> [EXCERPTED RECORDS]
------------------------------------

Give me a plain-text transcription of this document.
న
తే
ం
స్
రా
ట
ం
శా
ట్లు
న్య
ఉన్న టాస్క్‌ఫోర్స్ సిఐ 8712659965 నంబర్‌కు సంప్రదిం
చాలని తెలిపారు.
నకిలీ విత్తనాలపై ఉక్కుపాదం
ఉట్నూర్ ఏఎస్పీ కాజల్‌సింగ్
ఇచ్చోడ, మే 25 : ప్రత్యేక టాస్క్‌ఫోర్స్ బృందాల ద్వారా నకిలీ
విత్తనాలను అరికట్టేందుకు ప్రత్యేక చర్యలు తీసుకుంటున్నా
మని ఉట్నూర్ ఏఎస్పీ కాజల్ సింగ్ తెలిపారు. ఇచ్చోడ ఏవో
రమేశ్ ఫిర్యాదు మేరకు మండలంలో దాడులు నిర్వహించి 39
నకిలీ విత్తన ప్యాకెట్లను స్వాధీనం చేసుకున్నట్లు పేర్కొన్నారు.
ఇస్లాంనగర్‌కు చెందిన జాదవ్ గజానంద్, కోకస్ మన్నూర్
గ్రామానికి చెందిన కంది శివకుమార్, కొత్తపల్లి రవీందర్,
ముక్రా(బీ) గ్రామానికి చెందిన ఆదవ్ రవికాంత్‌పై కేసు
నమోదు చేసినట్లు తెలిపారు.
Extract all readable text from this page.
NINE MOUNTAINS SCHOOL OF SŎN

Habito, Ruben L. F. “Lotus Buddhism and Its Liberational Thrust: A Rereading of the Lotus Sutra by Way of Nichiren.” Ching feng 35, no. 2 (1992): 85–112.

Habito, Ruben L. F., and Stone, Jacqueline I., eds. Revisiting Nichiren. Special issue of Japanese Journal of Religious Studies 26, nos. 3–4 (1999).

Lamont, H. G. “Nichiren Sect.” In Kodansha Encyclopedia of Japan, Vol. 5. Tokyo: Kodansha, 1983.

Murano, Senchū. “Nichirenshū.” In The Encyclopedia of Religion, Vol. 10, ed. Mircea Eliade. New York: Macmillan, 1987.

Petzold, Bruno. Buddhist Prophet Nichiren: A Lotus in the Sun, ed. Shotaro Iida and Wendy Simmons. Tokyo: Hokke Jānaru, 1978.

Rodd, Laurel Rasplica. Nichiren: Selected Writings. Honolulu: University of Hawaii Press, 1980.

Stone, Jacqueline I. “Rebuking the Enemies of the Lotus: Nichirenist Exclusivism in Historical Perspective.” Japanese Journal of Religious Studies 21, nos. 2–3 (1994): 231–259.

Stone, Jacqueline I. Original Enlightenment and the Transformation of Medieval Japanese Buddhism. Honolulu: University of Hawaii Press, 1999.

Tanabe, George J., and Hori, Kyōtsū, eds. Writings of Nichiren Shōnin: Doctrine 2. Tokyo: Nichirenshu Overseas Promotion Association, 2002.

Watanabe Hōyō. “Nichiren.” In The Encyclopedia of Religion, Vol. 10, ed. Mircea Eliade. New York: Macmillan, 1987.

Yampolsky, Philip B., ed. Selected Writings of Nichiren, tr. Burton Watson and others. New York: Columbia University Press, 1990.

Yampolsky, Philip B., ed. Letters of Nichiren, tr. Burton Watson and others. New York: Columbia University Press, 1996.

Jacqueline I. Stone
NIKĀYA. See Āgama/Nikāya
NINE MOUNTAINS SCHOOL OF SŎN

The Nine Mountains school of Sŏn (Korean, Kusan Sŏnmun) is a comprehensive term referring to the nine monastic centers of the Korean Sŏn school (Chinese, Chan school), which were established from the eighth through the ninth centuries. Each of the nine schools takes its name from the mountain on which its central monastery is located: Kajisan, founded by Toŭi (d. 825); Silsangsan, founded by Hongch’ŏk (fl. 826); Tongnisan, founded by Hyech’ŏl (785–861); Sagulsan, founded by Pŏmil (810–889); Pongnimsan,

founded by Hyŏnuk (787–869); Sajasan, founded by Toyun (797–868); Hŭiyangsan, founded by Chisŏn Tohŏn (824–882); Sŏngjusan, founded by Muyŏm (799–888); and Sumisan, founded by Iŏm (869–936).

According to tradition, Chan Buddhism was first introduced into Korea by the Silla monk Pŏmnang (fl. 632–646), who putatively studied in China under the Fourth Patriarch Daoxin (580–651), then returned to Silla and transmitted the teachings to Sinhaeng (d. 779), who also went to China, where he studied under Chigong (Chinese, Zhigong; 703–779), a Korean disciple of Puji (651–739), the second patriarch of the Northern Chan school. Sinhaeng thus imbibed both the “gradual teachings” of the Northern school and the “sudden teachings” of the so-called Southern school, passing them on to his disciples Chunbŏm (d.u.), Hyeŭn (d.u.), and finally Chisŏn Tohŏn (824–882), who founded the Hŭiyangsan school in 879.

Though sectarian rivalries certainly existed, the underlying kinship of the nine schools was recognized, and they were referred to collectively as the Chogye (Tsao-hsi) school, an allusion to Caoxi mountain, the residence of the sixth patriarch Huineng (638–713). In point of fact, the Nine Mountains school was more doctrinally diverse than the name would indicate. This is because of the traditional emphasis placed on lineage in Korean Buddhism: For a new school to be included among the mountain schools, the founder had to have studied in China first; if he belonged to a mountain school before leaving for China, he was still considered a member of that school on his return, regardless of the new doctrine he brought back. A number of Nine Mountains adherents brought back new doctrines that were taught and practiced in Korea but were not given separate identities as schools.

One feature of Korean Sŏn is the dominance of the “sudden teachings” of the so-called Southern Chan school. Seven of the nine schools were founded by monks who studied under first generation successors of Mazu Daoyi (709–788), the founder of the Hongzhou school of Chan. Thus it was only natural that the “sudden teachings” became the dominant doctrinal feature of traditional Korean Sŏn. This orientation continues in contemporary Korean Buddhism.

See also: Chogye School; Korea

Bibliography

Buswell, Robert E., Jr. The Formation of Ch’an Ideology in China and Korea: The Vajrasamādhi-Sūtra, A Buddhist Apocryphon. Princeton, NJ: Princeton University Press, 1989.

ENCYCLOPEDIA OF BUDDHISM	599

------------------------------------

Give the number of lines in the entries above that include the string "Press". No other output is expected.

> [ANSWER] 5